• Task brief:
Read the records and gather each line that includes "caption".

-- Start Records provided --

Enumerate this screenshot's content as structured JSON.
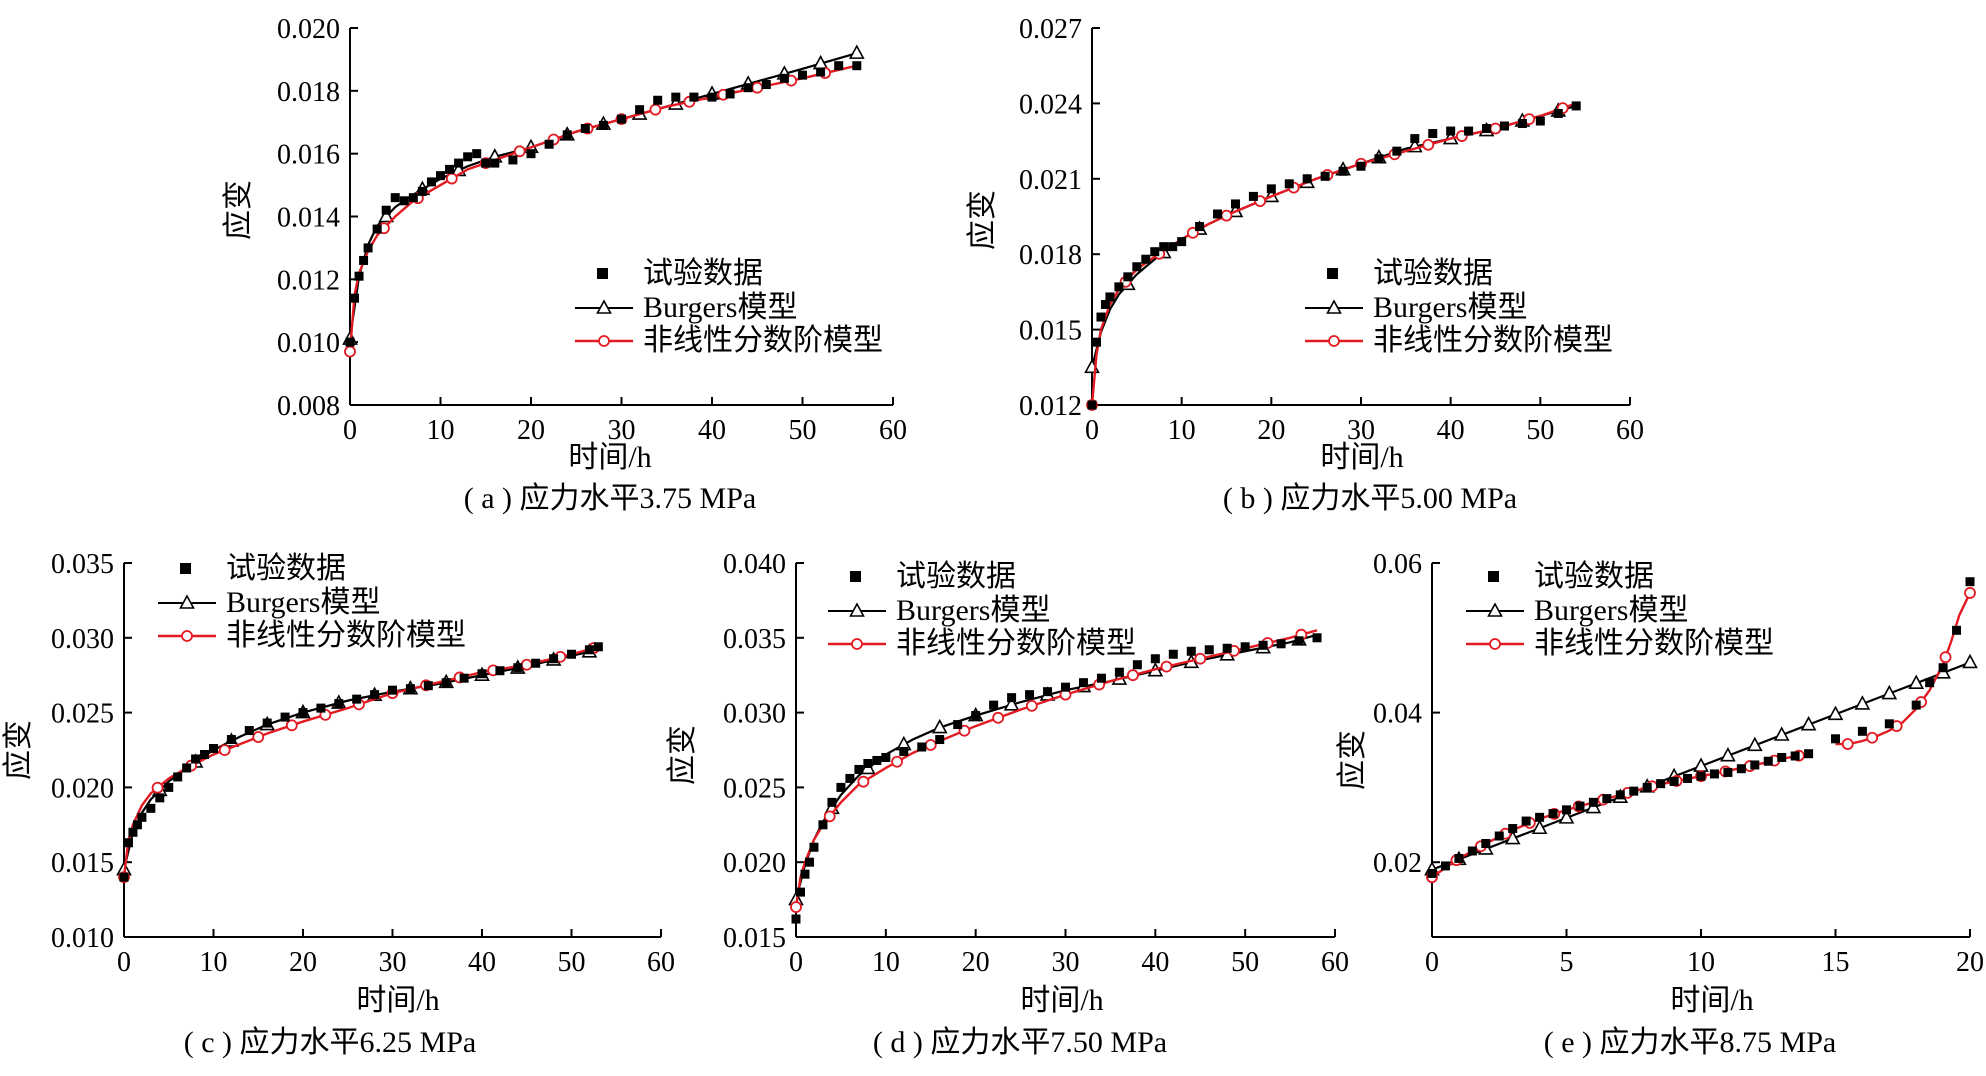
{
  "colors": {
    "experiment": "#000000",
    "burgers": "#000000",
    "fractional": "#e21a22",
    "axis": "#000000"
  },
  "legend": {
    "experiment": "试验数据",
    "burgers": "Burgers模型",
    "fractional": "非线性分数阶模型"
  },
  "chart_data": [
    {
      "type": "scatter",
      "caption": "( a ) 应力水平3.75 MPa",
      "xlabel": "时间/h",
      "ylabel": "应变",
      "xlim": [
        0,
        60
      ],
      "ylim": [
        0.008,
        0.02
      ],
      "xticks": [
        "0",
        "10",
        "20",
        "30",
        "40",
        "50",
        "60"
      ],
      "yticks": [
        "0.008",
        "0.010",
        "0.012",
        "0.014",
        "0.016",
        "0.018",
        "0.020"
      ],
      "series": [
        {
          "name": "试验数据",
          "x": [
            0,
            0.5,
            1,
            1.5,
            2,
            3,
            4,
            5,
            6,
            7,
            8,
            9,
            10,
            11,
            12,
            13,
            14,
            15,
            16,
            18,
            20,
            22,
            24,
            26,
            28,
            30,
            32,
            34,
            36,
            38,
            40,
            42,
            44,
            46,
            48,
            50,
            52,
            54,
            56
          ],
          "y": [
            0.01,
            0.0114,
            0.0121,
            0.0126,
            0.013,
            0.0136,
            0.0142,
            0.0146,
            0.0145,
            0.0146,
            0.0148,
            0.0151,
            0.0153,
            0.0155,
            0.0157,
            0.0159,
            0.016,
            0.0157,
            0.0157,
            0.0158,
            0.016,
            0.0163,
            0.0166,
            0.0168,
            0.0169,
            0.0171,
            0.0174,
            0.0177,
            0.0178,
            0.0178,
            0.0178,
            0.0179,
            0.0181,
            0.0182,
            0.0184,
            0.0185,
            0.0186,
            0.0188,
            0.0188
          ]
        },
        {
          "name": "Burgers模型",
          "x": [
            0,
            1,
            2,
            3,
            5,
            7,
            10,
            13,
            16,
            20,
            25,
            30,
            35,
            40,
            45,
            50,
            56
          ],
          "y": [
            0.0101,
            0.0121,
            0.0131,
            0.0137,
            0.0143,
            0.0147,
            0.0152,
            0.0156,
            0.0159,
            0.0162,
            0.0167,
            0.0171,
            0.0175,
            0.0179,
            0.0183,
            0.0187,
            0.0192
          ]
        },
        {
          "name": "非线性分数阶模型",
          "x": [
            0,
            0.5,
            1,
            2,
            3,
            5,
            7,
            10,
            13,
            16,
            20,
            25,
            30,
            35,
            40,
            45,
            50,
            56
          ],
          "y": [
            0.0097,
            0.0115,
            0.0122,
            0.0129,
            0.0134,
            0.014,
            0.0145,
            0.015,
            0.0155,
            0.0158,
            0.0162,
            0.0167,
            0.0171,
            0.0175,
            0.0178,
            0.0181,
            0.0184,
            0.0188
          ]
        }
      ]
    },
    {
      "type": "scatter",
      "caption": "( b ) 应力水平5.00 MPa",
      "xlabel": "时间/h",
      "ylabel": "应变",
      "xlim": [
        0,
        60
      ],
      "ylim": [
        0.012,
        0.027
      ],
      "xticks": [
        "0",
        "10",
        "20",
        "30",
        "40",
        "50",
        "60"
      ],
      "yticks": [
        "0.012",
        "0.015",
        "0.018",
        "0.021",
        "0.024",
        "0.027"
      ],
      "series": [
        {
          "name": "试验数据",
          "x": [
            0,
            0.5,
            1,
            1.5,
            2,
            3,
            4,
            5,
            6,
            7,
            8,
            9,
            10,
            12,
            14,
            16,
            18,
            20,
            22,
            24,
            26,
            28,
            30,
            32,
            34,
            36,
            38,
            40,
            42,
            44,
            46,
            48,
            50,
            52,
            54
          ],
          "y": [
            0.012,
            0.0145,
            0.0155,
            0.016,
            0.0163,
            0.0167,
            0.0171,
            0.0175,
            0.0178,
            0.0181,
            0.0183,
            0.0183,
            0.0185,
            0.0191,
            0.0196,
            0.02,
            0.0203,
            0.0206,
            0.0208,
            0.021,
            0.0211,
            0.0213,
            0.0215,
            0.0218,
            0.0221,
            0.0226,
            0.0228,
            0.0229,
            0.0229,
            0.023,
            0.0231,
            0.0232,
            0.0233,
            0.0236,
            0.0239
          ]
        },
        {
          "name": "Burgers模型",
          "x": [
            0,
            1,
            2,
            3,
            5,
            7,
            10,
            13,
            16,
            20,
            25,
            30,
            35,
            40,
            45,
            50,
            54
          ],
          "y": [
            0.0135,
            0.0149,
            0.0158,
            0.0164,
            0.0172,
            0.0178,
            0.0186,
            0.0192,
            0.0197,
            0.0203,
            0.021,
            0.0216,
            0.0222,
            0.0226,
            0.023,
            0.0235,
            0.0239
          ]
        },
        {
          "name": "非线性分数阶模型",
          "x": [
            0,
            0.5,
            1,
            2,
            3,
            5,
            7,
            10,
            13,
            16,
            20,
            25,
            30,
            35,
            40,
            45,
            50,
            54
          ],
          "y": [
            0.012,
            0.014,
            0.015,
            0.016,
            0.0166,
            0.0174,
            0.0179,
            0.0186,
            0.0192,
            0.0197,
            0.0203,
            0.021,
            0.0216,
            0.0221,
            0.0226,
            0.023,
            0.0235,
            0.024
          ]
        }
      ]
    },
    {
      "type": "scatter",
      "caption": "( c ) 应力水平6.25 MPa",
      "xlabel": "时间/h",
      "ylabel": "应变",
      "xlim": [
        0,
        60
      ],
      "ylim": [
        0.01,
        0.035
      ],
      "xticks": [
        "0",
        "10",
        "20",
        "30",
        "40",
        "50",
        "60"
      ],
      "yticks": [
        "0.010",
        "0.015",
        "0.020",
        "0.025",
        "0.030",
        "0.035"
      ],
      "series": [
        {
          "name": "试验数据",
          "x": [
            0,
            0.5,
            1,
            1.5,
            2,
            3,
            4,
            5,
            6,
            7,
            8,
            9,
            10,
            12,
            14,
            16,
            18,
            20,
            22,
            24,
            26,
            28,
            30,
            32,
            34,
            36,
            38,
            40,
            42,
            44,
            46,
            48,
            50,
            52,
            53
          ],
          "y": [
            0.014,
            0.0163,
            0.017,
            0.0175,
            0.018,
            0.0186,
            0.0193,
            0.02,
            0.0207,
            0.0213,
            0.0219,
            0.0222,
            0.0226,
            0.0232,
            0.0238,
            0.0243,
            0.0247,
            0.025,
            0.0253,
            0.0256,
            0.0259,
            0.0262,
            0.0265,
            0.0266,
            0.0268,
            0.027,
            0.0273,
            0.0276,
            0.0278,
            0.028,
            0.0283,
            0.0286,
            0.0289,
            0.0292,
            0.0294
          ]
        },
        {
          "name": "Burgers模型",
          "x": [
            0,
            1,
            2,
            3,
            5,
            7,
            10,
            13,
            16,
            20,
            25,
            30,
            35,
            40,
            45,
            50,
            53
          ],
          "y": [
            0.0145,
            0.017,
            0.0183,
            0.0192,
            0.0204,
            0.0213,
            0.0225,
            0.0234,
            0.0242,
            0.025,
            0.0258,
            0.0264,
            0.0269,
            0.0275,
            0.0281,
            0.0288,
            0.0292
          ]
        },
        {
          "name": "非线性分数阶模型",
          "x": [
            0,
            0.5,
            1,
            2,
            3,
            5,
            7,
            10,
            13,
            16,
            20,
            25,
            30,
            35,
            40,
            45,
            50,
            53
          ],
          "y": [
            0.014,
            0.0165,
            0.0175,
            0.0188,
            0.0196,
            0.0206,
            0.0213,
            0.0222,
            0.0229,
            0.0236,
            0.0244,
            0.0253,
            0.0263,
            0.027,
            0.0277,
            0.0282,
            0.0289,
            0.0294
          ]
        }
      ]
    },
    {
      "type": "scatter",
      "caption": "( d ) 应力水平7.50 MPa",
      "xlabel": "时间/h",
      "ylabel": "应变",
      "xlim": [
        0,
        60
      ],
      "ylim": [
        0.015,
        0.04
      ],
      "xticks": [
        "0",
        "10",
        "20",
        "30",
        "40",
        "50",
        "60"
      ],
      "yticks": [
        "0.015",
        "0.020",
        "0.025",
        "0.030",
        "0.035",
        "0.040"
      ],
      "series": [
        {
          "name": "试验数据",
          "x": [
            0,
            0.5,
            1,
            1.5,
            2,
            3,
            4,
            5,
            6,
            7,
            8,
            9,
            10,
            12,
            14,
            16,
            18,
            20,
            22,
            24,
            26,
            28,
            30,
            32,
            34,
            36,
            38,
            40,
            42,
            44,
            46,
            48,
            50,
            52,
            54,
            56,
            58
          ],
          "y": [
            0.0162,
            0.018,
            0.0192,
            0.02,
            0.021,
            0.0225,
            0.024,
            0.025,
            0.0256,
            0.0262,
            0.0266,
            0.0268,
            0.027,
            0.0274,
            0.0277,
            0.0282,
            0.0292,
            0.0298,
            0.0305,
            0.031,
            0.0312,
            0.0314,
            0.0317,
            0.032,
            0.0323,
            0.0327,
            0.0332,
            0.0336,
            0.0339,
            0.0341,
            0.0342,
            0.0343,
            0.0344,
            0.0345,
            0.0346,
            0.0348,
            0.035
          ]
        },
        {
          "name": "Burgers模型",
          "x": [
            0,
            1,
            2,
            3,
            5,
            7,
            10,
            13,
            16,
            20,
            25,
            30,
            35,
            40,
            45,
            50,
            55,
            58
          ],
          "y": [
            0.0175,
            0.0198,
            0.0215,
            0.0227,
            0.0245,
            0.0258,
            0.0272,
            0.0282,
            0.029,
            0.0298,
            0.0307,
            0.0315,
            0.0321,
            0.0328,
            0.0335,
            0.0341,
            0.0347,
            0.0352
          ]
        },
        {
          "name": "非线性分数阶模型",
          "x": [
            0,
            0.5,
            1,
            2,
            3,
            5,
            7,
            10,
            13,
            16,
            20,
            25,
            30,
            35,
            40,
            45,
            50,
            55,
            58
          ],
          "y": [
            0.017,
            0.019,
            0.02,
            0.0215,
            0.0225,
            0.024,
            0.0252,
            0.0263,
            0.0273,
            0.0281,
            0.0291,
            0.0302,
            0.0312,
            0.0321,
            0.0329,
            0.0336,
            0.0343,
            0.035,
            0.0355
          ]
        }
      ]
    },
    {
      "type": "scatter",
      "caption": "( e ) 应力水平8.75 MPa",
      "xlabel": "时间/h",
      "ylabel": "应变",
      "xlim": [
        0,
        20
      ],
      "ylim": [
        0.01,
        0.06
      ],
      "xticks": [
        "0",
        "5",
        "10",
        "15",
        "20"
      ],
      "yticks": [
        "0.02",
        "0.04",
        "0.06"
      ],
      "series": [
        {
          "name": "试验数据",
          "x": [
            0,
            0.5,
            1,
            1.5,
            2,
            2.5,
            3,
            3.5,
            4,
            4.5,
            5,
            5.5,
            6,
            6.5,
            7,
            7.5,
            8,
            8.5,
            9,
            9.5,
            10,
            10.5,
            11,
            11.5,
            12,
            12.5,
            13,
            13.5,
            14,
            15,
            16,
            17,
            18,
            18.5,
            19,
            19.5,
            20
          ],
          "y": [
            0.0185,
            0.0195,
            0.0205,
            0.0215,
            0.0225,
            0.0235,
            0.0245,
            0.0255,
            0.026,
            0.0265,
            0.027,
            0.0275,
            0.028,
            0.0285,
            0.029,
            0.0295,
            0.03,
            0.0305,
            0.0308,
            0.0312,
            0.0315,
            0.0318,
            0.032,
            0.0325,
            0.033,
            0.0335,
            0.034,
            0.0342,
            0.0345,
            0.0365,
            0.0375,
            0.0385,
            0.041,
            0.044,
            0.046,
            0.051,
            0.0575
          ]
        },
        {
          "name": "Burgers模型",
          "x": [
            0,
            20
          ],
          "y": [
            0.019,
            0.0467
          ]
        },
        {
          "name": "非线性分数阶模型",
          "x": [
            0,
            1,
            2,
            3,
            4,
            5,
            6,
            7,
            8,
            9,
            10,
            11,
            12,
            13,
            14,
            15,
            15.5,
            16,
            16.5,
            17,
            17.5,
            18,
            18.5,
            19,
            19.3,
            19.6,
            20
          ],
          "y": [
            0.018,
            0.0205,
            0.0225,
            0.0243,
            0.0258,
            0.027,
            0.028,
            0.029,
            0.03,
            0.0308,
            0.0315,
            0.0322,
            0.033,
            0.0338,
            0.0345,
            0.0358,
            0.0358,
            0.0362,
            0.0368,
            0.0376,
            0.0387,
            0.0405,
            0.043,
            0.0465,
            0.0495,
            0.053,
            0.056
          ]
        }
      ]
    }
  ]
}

-- End Records provided --

• Answer below:
      "caption": "( a ) 应力水平3.75 MPa",
      "caption": "( b ) 应力水平5.00 MPa",
      "caption": "( c ) 应力水平6.25 MPa",
      "caption": "( d ) 应力水平7.50 MPa",
      "caption": "( e ) 应力水平8.75 MPa",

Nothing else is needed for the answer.